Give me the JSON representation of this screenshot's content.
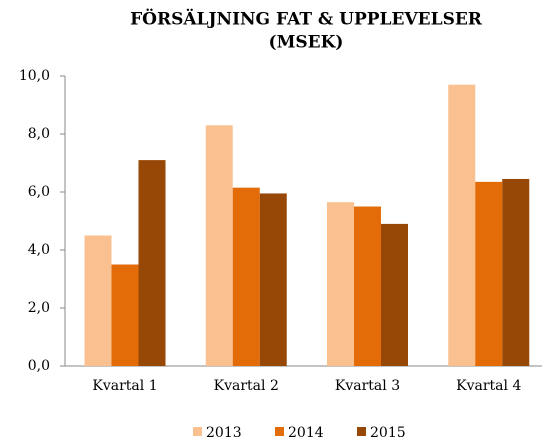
{
  "chart_data": {
    "type": "bar",
    "title": [
      "FÖRSÄLJNING FAT & UPPLEVELSER",
      "(MSEK)"
    ],
    "categories": [
      "Kvartal 1",
      "Kvartal 2",
      "Kvartal 3",
      "Kvartal 4"
    ],
    "series": [
      {
        "name": "2013",
        "color": "#fac090",
        "values": [
          4.5,
          8.3,
          5.65,
          9.7
        ]
      },
      {
        "name": "2014",
        "color": "#e36c09",
        "values": [
          3.5,
          6.15,
          5.5,
          6.35
        ]
      },
      {
        "name": "2015",
        "color": "#984806",
        "values": [
          7.1,
          5.95,
          4.9,
          6.45
        ]
      }
    ],
    "ylim": [
      0,
      10
    ],
    "yticks": [
      {
        "value": 0,
        "label": "0,0"
      },
      {
        "value": 2,
        "label": "2,0"
      },
      {
        "value": 4,
        "label": "4,0"
      },
      {
        "value": 6,
        "label": "6,0"
      },
      {
        "value": 8,
        "label": "8,0"
      },
      {
        "value": 10,
        "label": "10,0"
      }
    ],
    "grid": false,
    "legend": "bottom"
  }
}
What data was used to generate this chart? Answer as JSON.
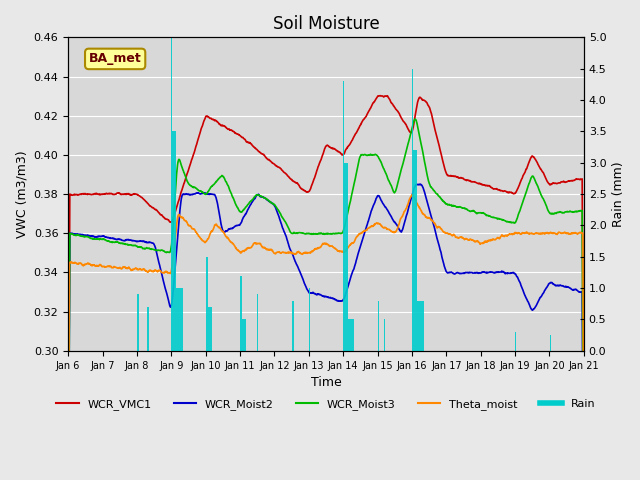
{
  "title": "Soil Moisture",
  "xlabel": "Time",
  "ylabel_left": "VWC (m3/m3)",
  "ylabel_right": "Rain (mm)",
  "ylim_left": [
    0.3,
    0.46
  ],
  "ylim_right": [
    0.0,
    5.0
  ],
  "yticks_left": [
    0.3,
    0.32,
    0.34,
    0.36,
    0.38,
    0.4,
    0.42,
    0.44,
    0.46
  ],
  "yticks_right": [
    0.0,
    0.5,
    1.0,
    1.5,
    2.0,
    2.5,
    3.0,
    3.5,
    4.0,
    4.5,
    5.0
  ],
  "xtick_labels": [
    "Jan 6",
    "Jan 7",
    "Jan 8",
    "Jan 9",
    "Jan 10",
    "Jan 11",
    "Jan 12",
    "Jan 13",
    "Jan 14",
    "Jan 15",
    "Jan 16",
    "Jan 17",
    "Jan 18",
    "Jan 19",
    "Jan 20",
    "Jan 21"
  ],
  "colors": {
    "WCR_VMC1": "#cc0000",
    "WCR_Moist2": "#0000cc",
    "WCR_Moist3": "#00bb00",
    "Theta_moist": "#ff8800",
    "Rain": "#00cccc"
  },
  "background_color": "#e8e8e8",
  "plot_bg_color": "#d8d8d8",
  "label_box_color": "#ffff99",
  "label_box_edge": "#aa8800",
  "label_text": "BA_met",
  "legend_labels": [
    "WCR_VMC1",
    "WCR_Moist2",
    "WCR_Moist3",
    "Theta_moist",
    "Rain"
  ]
}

▶ OBJECTIVE
Go through the entries above and output them exactly, without pictures.

▶ EXERCISE SOLUTION
Give me the JSON representation of this screenshot's content.
{
  "chart_data": {
    "type": "bar",
    "title": [
      "FÖRSÄLJNING FAT & UPPLEVELSER",
      "(MSEK)"
    ],
    "categories": [
      "Kvartal 1",
      "Kvartal 2",
      "Kvartal 3",
      "Kvartal 4"
    ],
    "series": [
      {
        "name": "2013",
        "color": "#fac090",
        "values": [
          4.5,
          8.3,
          5.65,
          9.7
        ]
      },
      {
        "name": "2014",
        "color": "#e36c09",
        "values": [
          3.5,
          6.15,
          5.5,
          6.35
        ]
      },
      {
        "name": "2015",
        "color": "#984806",
        "values": [
          7.1,
          5.95,
          4.9,
          6.45
        ]
      }
    ],
    "ylim": [
      0,
      10
    ],
    "yticks": [
      {
        "value": 0,
        "label": "0,0"
      },
      {
        "value": 2,
        "label": "2,0"
      },
      {
        "value": 4,
        "label": "4,0"
      },
      {
        "value": 6,
        "label": "6,0"
      },
      {
        "value": 8,
        "label": "8,0"
      },
      {
        "value": 10,
        "label": "10,0"
      }
    ],
    "grid": false,
    "legend": "bottom"
  }
}
What data was used to generate this chart? Answer as JSON.
{
  "title": "Soil Moisture",
  "xlabel": "Time",
  "ylabel_left": "VWC (m3/m3)",
  "ylabel_right": "Rain (mm)",
  "ylim_left": [
    0.3,
    0.46
  ],
  "ylim_right": [
    0.0,
    5.0
  ],
  "yticks_left": [
    0.3,
    0.32,
    0.34,
    0.36,
    0.38,
    0.4,
    0.42,
    0.44,
    0.46
  ],
  "yticks_right": [
    0.0,
    0.5,
    1.0,
    1.5,
    2.0,
    2.5,
    3.0,
    3.5,
    4.0,
    4.5,
    5.0
  ],
  "xtick_labels": [
    "Jan 6",
    "Jan 7",
    "Jan 8",
    "Jan 9",
    "Jan 10",
    "Jan 11",
    "Jan 12",
    "Jan 13",
    "Jan 14",
    "Jan 15",
    "Jan 16",
    "Jan 17",
    "Jan 18",
    "Jan 19",
    "Jan 20",
    "Jan 21"
  ],
  "colors": {
    "WCR_VMC1": "#cc0000",
    "WCR_Moist2": "#0000cc",
    "WCR_Moist3": "#00bb00",
    "Theta_moist": "#ff8800",
    "Rain": "#00cccc"
  },
  "background_color": "#e8e8e8",
  "plot_bg_color": "#d8d8d8",
  "label_box_color": "#ffff99",
  "label_box_edge": "#aa8800",
  "label_text": "BA_met",
  "legend_labels": [
    "WCR_VMC1",
    "WCR_Moist2",
    "WCR_Moist3",
    "Theta_moist",
    "Rain"
  ]
}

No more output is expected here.